Goal –
Only the number is needed: how many lines of the records include "wordt"?

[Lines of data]
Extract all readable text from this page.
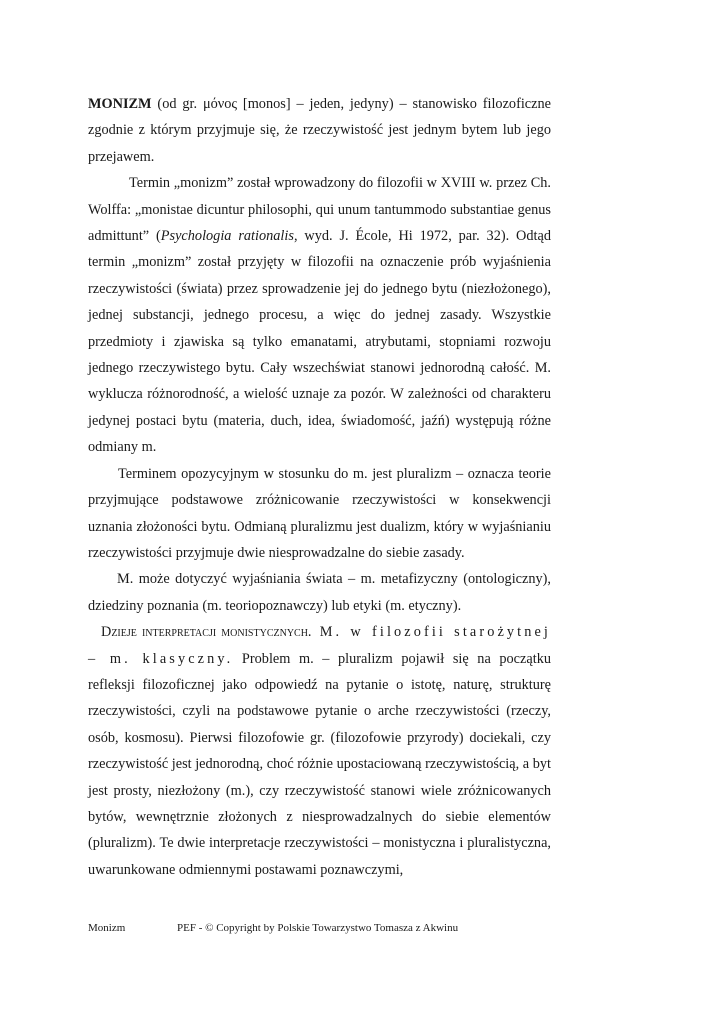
MONIZM (od gr. μόνος [monos] – jeden, jedyny) – stanowisko filozoficzne zgodnie z którym przyjmuje się, że rzeczywistość jest jednym bytem lub jego przejawem.

Termin „monizm” został wprowadzony do filozofii w XVIII w. przez Ch. Wolffa: „monistae dicuntur philosophi, qui unum tantummodo substantiae genus admittunt” (Psychologia rationalis, wyd. J. École, Hi 1972, par. 32). Odtąd termin „monizm” został przyjęty w filozofii na oznaczenie prób wyjaśnienia rzeczywistości (świata) przez sprowadzenie jej do jednego bytu (niezłożonego), jednej substancji, jednego procesu, a więc do jednej zasady. Wszystkie przedmioty i zjawiska są tylko emanatami, atrybutami, stopniami rozwoju jednego rzeczywistego bytu. Cały wszechświat stanowi jednorodną całość. M. wyklucza różnorodność, a wielość uznaje za pozór. W zależności od charakteru jedynej postaci bytu (materia, duch, idea, świadomość, jaźń) występują różne odmiany m.

Terminem opozycyjnym w stosunku do m. jest pluralizm – oznacza teorie przyjmujące podstawowe zróżnicowanie rzeczywistości w konsekwencji uznania złożoności bytu. Odmianą pluralizmu jest dualizm, który w wyjaśnianiu rzeczywistości przyjmuje dwie niesprowadzalne do siebie zasady.

M. może dotyczyć wyjaśniania świata – m. metafizyczny (ontologiczny), dziedziny poznania (m. teoriopoznawczy) lub etyki (m. etyczny).

Dzieje interpretacji monistycznych. M. w filozofii starożytnej – m. klasyczny. Problem m. – pluralizm pojawił się na początku refleksji filozoficznej jako odpowiedź na pytanie o istotę, naturę, strukturę rzeczywistości, czyli na podstawowe pytanie o arche rzeczywistości (rzeczy, osób, kosmosu). Pierwsi filozofowie gr. (filozofowie przyrody) dociekali, czy rzeczywistość jest jednorodną, choć różnie upostaciowaną rzeczywistością, a byt jest prosty, niezłożony (m.), czy rzeczywistość stanowi wiele zróżnicowanych bytów, wewnętrznie złożonych z niesprowadzalnych do siebie elementów (pluralizm). Te dwie interpretacje rzeczywistości – monistyczna i pluralistyczna, uwarunkowane odmiennymi postawami poznawczymi,

Monizm	PEF - © Copyright by Polskie Towarzystwo Tomasza z Akwinu
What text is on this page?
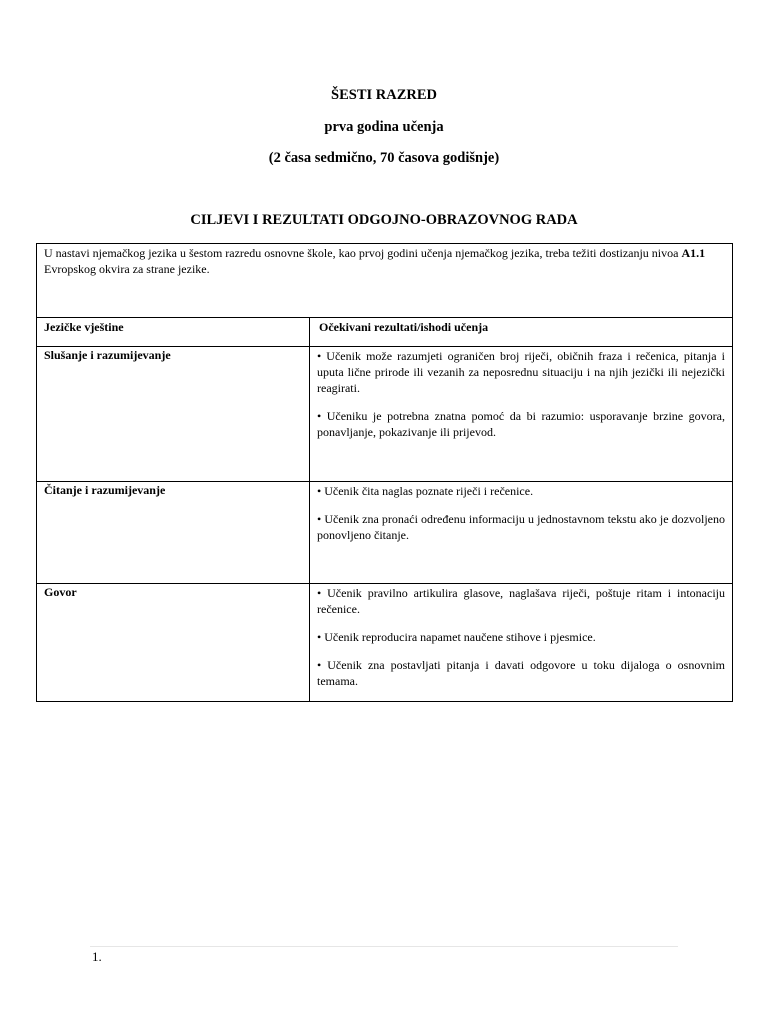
ŠESTI RAZRED
prva godina učenja
(2 časa sedmično, 70 časova godišnje)
CILJEVI I REZULTATI ODGOJNO-OBRAZOVNOG RADA
U nastavi njemačkog jezika u šestom razredu osnovne škole, kao prvoj godini učenja njemačkog jezika, treba težiti dostizanju nivoa A1.1 Evropskog okvira za strane jezike.	
Jezičke vještine	Očekivani rezultati/ishodi učenja
Slušanje i razumijevanje	• Učenik može razumjeti ograničen broj riječi, običnih fraza i rečenica, pitanja i uputa lične prirode ili vezanih za neposrednu situaciju i na njih jezički ili nejezički reagirati.

• Učeniku je potrebna znatna pomoć da bi razumio: usporavanje brzine govora, ponavljanje, pokazivanje ili prijevod.

Čitanje i razumijevanje	• Učenik čita naglas poznate riječi i rečenice.

• Učenik zna pronaći određenu informaciju u jednostavnom tekstu ako je dozvoljeno ponovljeno čitanje.

Govor	• Učenik pravilno artikulira glasove, naglašava riječi, poštuje ritam i intonaciju rečenice.

• Učenik reproducira napamet naučene stihove i pjesmice.

• Učenik zna postavljati pitanja i davati odgovore u toku dijaloga o osnovnim temama.

1.
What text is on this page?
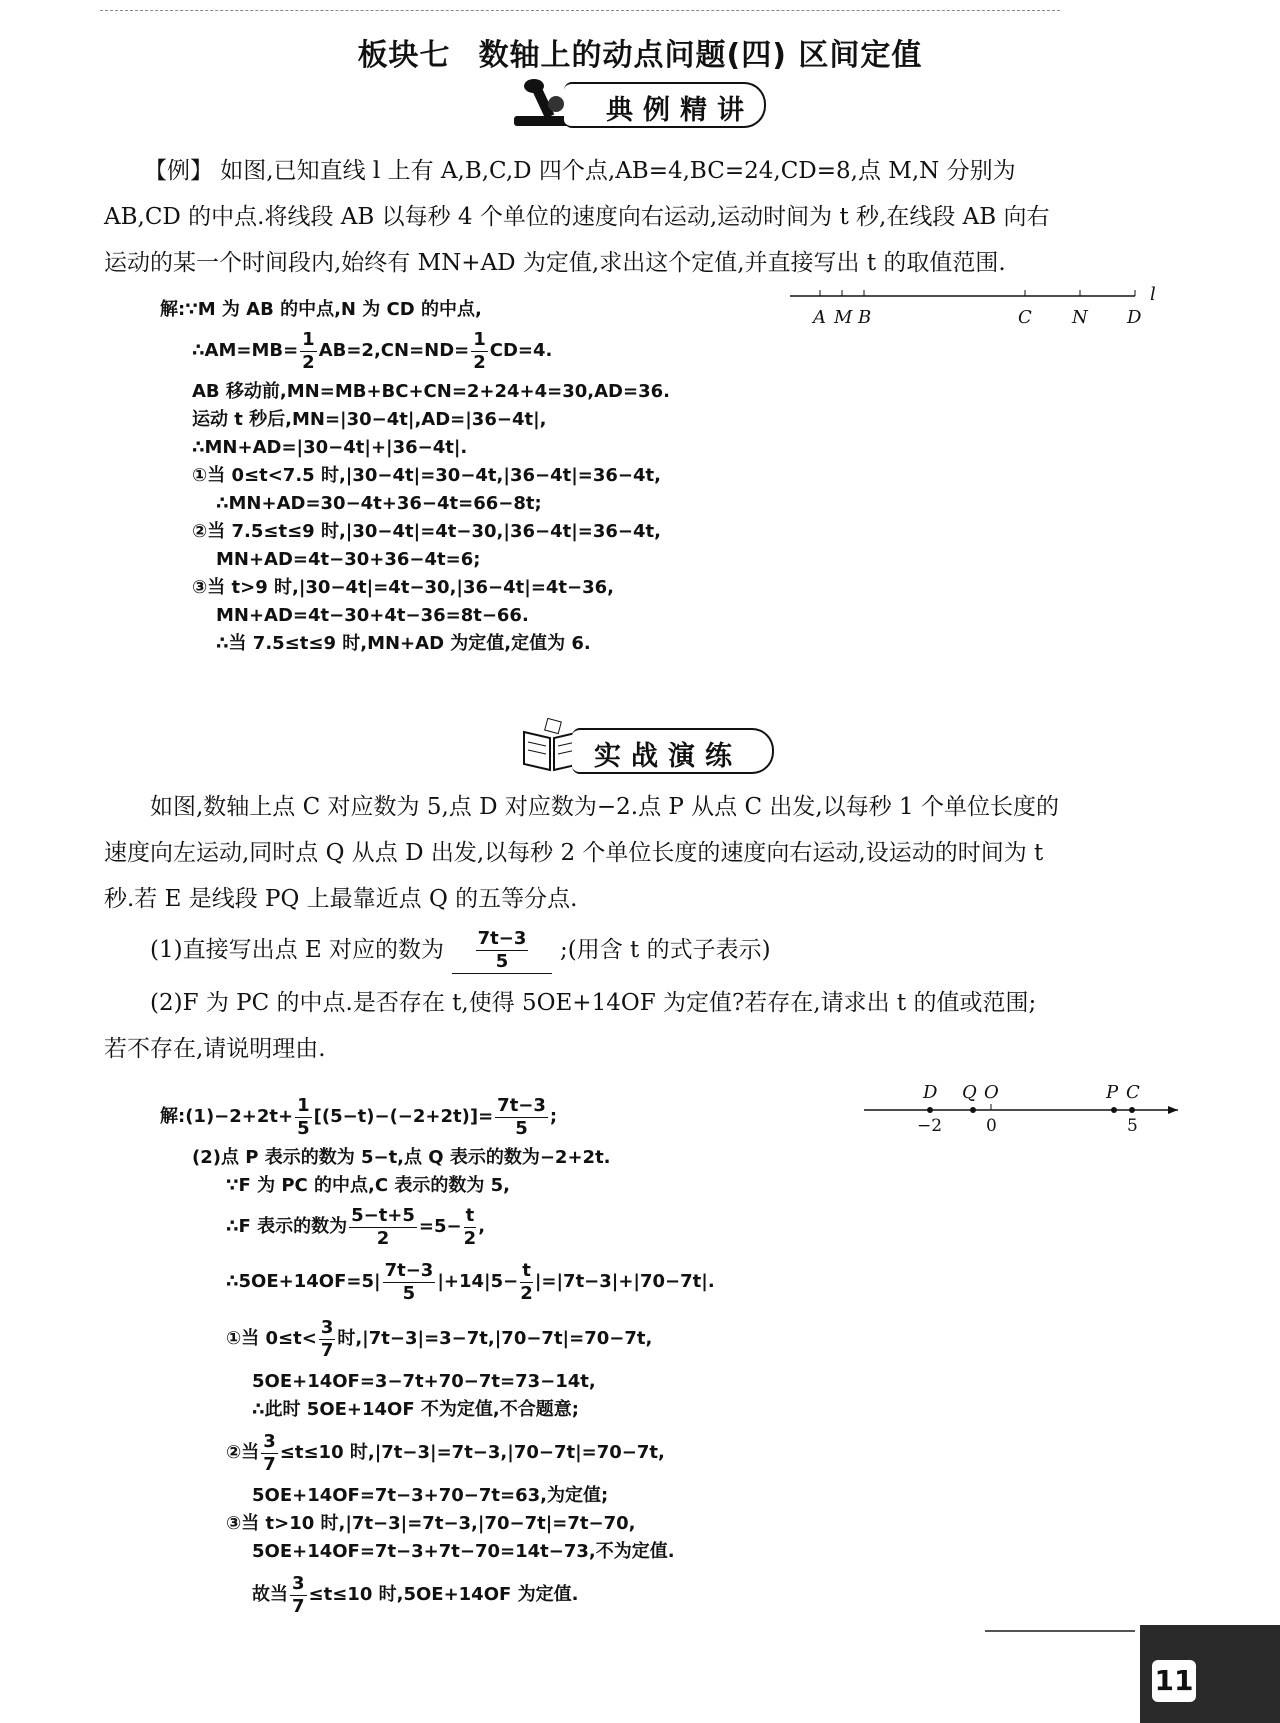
板块七 数轴上的动点问题(四) 区间定值
典例精讲

【例】 如图,已知直线 l 上有 A,B,C,D 四个点,AB=4,BC=24,CD=8,点 M,N 分别为

AB,CD 的中点.将线段 AB 以每秒 4 个单位的速度向右运动,运动时间为 t 秒,在线段 AB 向右

运动的某一个时间段内,始终有 MN+AD 为定值,求出这个定值,并直接写出 t 的取值范围.

A M B	C N D
l
解:∵M 为 AB 的中点,N 为 CD 的中点,
∴AM=MB= $\frac{1}{2} AB=2,CN=ND= \frac{1}{2} CD=4$.
AB 移动前,MN=MB+BC+CN=2+24+4=30,AD=36.
运动 t 秒后,MN=|30−4t|,AD=|36−4t|,
∴MN+AD=|30−4t|+|36−4t|.
①当 0≤t<7.5 时,|30−4t|=30−4t,|36−4t|=36−4t,
∴MN+AD=30−4t+36−4t=66−8t;
②当 7.5≤t≤9 时,|30−4t|=4t−30,|36−4t|=36−4t,
MN+AD=4t−30+36−4t=6;
③当 t>9 时,|30−4t|=4t−30,|36−4t|=4t−36,
MN+AD=4t−30+4t−36=8t−66.
∴当 7.5≤t≤9 时,MN+AD 为定值,定值为 6.
实战演练

如图,数轴上点 C 对应数为 5,点 D 对应数为−2.点 P 从点 C 出发,以每秒 1 个单位长度的

速度向左运动,同时点 Q 从点 D 出发,以每秒 2 个单位长度的速度向右运动,设运动的时间为 t

秒.若 E 是线段 PQ 上最靠近点 Q 的五等分点.

(1)直接写出点 E 对应的数为 $\frac{7t-3}{5}$ ;(用含 t 的式子表示)

(2)F 为 PC 的中点.是否存在 t,使得 5OE+14OF 为定值?若存在,请求出 t 的值或范围;

若不存在,请说明理由.

D Q O	P C
−2	0	5
解:(1)−2+2t+ $\frac{1}{5} [(5-t)-(-2+2t)]= \frac{7t-3}{5}$ ;
(2)点 P 表示的数为 5−t,点 Q 表示的数为−2+2t.
∵F 为 PC 的中点,C 表示的数为 5,
∴F 表示的数为 $\frac{5-t+5}{2} =5- \frac{t}{2}$ ,
∴5OE+14OF=5| $\frac{7t-3}{5} |+14|5- \frac{t}{2} |=|7t-3|+|70-7t|$.
①当 $0\le t< \frac{3}{7}$ 时,|7t−3|=3−7t,|70−7t|=70−7t,
5OE+14OF=3−7t+70−7t=73−14t,
∴此时 5OE+14OF 不为定值,不合题意;
②当 $\frac{3}{7} \le t\le 10$ 时,|7t−3|=7t−3,|70−7t|=70−7t,
5OE+14OF=7t−3+70−7t=63,为定值;
③当 t>10 时,|7t−3|=7t−3,|70−7t|=7t−70,
5OE+14OF=7t−3+7t−70=14t−73,不为定值.
故当 $\frac{3}{7} \le t\le 10$ 时,5OE+14OF 为定值.
11
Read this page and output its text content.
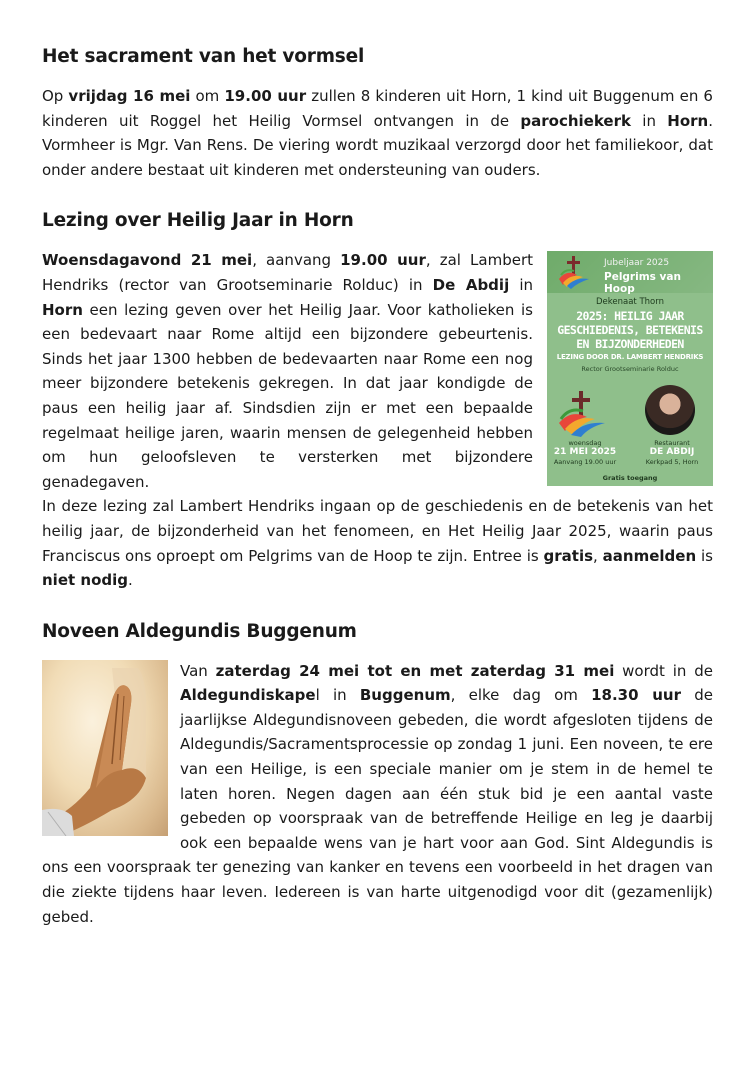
Het sacrament van het vormsel

Op vrijdag 16 mei om 19.00 uur zullen 8 kinderen uit Horn, 1 kind uit Buggenum en 6 kinderen uit Roggel het Heilig Vormsel ontvangen in de parochiekerk in Horn. Vormheer is Mgr. Van Rens. De viering wordt muzikaal verzorgd door het familiekoor, dat onder andere bestaat uit kinderen met ondersteuning van ouders.

Lezing over Heilig Jaar in Horn
Jubeljaar 2025
Pelgrims van Hoop
Dekenaat Thorn
2025: HEILIG JAAR GESCHIEDENIS, BETEKENIS EN BIJZONDERHEDEN
LEZING DOOR DR. LAMBERT HENDRIKS
Rector Grootseminarie Rolduc
woensdag
21 MEI 2025
Aanvang 19.00 uur
Restaurant
DE ABDIJ
Kerkpad 5, Horn
Gratis toegang

Woensdagavond 21 mei, aanvang 19.00 uur, zal Lambert Hendriks (rector van Grootseminarie Rolduc) in De Abdij in Horn een lezing geven over het Heilig Jaar. Voor katholieken is een bedevaart naar Rome altijd een bijzondere gebeurtenis. Sinds het jaar 1300 hebben de bedevaarten naar Rome een nog meer bijzondere betekenis gekregen. In dat jaar kondigde de paus een heilig jaar af. Sindsdien zijn er met een bepaalde regelmaat heilige jaren, waarin mensen de gelegenheid hebben om hun geloofsleven te versterken met bijzondere genadegaven.

In deze lezing zal Lambert Hendriks ingaan op de geschiedenis en de betekenis van het heilig jaar, de bijzonderheid van het fenomeen, en Het Heilig Jaar 2025, waarin paus Franciscus ons oproept om Pelgrims van de Hoop te zijn. Entree is gratis, aanmelden is niet nodig.

Noveen Aldegundis Buggenum

Van zaterdag 24 mei tot en met zaterdag 31 mei wordt in de Aldegundiskapel in Buggenum, elke dag om 18.30 uur de jaarlijkse Aldegundisnoveen gebeden, die wordt afgesloten tijdens de Aldegundis/Sacramentsprocessie op zondag 1 juni. Een noveen, te ere van een Heilige, is een speciale manier om je stem in de hemel te laten horen. Negen dagen aan één stuk bid je een aantal vaste gebeden op voorspraak van de betreffende Heilige en leg je daarbij ook een bepaalde wens van je hart voor aan God. Sint Aldegundis is ons een voorspraak ter genezing van kanker en tevens een voorbeeld in het dragen van die ziekte tijdens haar leven. Iedereen is van harte uitgenodigd voor dit (gezamenlijk) gebed.
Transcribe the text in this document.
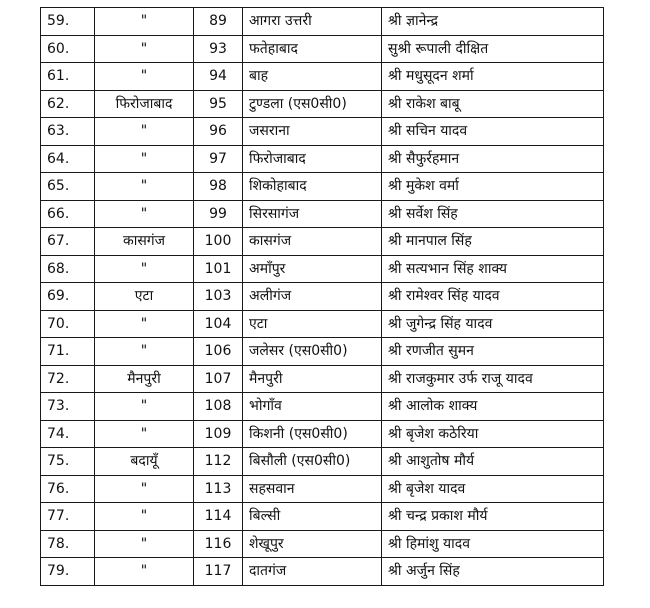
59.	"	89	आगरा उत्तरी	श्री ज्ञानेन्द्र
60.	"	93	फतेहाबाद	सुश्री रूपाली दीक्षित
61.	"	94	बाह	श्री मधुसूदन शर्मा
62.	फिरोजाबाद	95	टुण्डला (एस0सी0)	श्री राकेश बाबू
63.	"	96	जसराना	श्री सचिन यादव
64.	"	97	फिरोजाबाद	श्री सैफुर्रहमान
65.	"	98	शिकोहाबाद	श्री मुकेश वर्मा
66.	"	99	सिरसागंज	श्री सर्वेश सिंह
67.	कासगंज	100	कासगंज	श्री मानपाल सिंह
68.	"	101	अमाँपुर	श्री सत्यभान सिंह शाक्य
69.	एटा	103	अलीगंज	श्री रामेश्वर सिंह यादव
70.	"	104	एटा	श्री जुगेन्द्र सिंह यादव
71.	"	106	जलेसर (एस0सी0)	श्री रणजीत सुमन
72.	मैनपुरी	107	मैनपुरी	श्री राजकुमार उर्फ राजू यादव
73.	"	108	भोगाँव	श्री आलोक शाक्य
74.	"	109	किशनी (एस0सी0)	श्री बृजेश कठेरिया
75.	बदायूँ	112	बिसौली (एस0सी0)	श्री आशुतोष मौर्य
76.	"	113	सहसवान	श्री बृजेश यादव
77.	"	114	बिल्सी	श्री चन्द्र प्रकाश मौर्य
78.	"	116	शेखूपुर	श्री हिमांशु यादव
79.	"	117	दातगंज	श्री अर्जुन सिंह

Exercise output –
2